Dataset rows
◇ ◇ ◇
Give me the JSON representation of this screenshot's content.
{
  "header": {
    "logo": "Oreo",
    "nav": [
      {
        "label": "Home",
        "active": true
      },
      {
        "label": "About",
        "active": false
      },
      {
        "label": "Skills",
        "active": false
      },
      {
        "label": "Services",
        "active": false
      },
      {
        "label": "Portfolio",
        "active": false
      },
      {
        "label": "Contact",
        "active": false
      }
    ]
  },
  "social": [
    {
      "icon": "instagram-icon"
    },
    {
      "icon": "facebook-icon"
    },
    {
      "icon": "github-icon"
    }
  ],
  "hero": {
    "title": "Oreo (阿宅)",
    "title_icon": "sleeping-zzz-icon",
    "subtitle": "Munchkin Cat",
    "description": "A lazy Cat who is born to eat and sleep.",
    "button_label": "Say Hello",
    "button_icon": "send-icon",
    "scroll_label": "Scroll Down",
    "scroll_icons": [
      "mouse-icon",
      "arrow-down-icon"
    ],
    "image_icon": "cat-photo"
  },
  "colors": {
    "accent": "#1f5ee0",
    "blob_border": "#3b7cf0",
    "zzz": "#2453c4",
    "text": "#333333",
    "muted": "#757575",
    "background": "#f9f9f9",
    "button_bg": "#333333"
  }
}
◇ ◇ ◇
## [Task goal]
Set down the material above again, word for word.

## [Task answer]
Give me the JSON representation of this screenshot's content.
{
  "header": {
    "logo": "Oreo",
    "nav": [
      {
        "label": "Home",
        "active": true
      },
      {
        "label": "About",
        "active": false
      },
      {
        "label": "Skills",
        "active": false
      },
      {
        "label": "Services",
        "active": false
      },
      {
        "label": "Portfolio",
        "active": false
      },
      {
        "label": "Contact",
        "active": false
      }
    ]
  },
  "social": [
    {
      "icon": "instagram-icon"
    },
    {
      "icon": "facebook-icon"
    },
    {
      "icon": "github-icon"
    }
  ],
  "hero": {
    "title": "Oreo (阿宅)",
    "title_icon": "sleeping-zzz-icon",
    "subtitle": "Munchkin Cat",
    "description": "A lazy Cat who is born to eat and sleep.",
    "button_label": "Say Hello",
    "button_icon": "send-icon",
    "scroll_label": "Scroll Down",
    "scroll_icons": [
      "mouse-icon",
      "arrow-down-icon"
    ],
    "image_icon": "cat-photo"
  },
  "colors": {
    "accent": "#1f5ee0",
    "blob_border": "#3b7cf0",
    "zzz": "#2453c4",
    "text": "#333333",
    "muted": "#757575",
    "background": "#f9f9f9",
    "button_bg": "#333333"
  }
}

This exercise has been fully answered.